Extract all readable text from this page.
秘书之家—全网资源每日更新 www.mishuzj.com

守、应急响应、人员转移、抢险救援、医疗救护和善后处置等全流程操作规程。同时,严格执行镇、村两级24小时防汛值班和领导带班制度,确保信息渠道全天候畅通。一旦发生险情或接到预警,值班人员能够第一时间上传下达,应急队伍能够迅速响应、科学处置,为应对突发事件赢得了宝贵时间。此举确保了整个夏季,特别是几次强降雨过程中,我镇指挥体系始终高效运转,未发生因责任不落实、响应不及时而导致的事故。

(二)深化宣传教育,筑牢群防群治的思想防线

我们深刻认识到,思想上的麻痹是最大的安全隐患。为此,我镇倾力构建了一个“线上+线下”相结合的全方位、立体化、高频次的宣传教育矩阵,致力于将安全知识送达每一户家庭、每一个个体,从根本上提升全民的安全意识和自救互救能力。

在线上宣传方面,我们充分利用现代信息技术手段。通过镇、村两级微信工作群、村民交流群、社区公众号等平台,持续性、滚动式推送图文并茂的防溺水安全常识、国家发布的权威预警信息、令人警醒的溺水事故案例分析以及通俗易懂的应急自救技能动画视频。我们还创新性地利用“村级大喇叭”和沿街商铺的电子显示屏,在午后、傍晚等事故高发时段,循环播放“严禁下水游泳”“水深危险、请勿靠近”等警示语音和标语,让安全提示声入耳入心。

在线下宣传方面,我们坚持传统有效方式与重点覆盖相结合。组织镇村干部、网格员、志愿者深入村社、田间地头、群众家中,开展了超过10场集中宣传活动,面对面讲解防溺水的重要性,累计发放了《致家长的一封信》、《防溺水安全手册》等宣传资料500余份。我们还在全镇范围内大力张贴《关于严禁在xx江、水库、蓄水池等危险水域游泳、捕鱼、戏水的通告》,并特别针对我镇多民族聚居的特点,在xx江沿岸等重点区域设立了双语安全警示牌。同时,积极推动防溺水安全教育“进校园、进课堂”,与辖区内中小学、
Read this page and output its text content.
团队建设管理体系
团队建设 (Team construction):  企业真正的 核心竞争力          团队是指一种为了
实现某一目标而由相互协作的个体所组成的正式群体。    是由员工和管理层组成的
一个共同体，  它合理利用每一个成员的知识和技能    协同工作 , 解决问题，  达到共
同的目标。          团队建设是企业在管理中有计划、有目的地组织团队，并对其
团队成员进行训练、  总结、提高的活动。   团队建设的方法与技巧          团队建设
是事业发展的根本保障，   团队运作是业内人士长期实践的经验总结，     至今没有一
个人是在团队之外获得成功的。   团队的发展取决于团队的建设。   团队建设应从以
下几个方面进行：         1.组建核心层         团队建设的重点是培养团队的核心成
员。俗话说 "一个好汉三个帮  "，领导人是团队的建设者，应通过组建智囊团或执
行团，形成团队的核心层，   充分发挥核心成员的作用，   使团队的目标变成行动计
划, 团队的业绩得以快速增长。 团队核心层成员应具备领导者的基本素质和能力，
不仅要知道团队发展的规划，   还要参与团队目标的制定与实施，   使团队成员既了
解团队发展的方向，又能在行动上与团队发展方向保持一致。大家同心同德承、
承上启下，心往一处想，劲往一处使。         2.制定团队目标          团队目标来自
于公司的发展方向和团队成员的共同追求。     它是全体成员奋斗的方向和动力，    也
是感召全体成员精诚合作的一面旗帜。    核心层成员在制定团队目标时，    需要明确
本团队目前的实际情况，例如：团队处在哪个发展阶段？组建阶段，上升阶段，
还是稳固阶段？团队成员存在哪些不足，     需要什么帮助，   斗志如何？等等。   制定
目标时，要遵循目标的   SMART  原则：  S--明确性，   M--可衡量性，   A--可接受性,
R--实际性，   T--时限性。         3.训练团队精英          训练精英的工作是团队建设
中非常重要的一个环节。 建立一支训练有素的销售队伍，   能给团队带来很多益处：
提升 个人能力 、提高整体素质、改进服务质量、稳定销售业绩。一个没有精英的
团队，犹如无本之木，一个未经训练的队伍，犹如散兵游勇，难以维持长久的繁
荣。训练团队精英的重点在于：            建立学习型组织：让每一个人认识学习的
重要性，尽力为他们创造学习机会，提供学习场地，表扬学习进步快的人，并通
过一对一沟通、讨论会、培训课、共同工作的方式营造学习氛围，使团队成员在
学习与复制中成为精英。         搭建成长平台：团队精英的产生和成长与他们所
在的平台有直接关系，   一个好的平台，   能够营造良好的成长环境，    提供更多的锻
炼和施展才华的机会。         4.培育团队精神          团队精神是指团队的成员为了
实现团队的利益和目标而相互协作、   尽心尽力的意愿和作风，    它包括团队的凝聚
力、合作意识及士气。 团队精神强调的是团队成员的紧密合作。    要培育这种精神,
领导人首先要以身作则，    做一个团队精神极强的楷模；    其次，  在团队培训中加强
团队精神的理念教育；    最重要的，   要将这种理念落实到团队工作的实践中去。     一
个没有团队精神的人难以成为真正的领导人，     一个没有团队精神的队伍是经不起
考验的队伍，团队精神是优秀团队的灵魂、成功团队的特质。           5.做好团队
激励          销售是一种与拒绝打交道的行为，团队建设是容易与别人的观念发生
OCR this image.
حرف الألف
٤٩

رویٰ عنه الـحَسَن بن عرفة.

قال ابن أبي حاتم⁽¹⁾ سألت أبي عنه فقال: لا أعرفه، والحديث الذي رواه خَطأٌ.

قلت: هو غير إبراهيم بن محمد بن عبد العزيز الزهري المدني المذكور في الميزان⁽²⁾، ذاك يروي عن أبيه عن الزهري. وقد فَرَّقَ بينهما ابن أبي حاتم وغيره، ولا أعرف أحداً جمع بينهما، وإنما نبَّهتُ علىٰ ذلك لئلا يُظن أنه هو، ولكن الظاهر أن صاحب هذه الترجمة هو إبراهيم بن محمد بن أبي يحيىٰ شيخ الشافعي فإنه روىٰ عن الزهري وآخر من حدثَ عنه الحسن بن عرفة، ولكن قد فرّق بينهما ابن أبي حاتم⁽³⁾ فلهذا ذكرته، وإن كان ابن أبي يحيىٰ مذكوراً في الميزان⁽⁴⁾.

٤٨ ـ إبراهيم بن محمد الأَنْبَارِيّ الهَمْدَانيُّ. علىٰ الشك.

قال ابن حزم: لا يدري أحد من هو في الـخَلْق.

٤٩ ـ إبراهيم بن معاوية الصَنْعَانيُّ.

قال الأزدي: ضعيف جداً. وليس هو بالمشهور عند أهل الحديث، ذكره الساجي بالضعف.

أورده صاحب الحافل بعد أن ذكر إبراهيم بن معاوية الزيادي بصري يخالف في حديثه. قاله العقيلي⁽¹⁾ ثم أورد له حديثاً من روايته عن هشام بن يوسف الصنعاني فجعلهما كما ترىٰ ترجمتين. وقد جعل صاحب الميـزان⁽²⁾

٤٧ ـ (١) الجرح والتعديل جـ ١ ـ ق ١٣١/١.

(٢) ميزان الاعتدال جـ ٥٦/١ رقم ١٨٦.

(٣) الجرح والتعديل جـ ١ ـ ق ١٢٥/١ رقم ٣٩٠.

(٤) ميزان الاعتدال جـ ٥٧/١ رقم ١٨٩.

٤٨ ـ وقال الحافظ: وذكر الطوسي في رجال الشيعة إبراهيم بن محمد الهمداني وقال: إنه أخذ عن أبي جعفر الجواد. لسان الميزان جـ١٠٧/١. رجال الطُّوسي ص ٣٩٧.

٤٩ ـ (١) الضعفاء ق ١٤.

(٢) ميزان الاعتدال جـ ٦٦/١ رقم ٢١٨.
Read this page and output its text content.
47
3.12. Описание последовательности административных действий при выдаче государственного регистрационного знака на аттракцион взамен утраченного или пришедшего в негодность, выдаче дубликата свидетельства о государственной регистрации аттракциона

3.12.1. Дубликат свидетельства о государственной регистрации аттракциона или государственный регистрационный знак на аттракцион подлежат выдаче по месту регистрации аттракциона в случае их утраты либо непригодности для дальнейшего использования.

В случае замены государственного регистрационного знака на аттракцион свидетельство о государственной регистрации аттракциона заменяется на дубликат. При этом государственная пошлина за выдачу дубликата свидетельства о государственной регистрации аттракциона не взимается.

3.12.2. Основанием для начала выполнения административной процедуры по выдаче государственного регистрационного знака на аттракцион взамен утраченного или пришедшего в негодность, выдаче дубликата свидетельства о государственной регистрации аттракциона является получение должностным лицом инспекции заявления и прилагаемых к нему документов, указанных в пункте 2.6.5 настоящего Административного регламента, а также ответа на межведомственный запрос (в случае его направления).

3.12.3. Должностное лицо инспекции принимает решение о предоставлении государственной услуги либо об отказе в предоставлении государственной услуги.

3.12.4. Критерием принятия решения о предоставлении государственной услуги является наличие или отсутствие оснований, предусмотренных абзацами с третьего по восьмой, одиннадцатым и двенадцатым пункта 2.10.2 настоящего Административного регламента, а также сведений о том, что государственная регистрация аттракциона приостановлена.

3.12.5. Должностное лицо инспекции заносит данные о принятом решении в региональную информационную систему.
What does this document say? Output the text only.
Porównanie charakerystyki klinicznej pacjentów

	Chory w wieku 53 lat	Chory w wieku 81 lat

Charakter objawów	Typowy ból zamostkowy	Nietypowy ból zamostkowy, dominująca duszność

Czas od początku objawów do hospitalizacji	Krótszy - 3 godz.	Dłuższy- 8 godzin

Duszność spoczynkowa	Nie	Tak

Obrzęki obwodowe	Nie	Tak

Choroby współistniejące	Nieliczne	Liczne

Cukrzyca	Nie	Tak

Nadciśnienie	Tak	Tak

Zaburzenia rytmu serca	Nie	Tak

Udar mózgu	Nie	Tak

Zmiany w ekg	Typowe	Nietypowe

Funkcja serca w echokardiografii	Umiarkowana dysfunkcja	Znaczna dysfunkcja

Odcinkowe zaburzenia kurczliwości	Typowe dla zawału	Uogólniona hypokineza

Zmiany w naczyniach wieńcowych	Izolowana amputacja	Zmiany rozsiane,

+-------+

#### Exercise
From the line containing "What does this" down to the final line of the data, write out every line exactly; both the first and last of these belong in your answer, and nothing else does.

#### Worked solution
What does this document say? Output the text only.
Porównanie charakerystyki klinicznej pacjentów

	Chory w wieku 53 lat	Chory w wieku 81 lat

Charakter objawów	Typowy ból zamostkowy	Nietypowy ból zamostkowy, dominująca duszność

Czas od początku objawów do hospitalizacji	Krótszy - 3 godz.	Dłuższy- 8 godzin

Duszność spoczynkowa	Nie	Tak

Obrzęki obwodowe	Nie	Tak

Choroby współistniejące	Nieliczne	Liczne

Cukrzyca	Nie	Tak

Nadciśnienie	Tak	Tak

Zaburzenia rytmu serca	Nie	Tak

Udar mózgu	Nie	Tak

Zmiany w ekg	Typowe	Nietypowe

Funkcja serca w echokardiografii	Umiarkowana dysfunkcja	Znaczna dysfunkcja

Odcinkowe zaburzenia kurczliwości	Typowe dla zawału	Uogólniona hypokineza

Zmiany w naczyniach wieńcowych	Izolowana amputacja	Zmiany rozsiane,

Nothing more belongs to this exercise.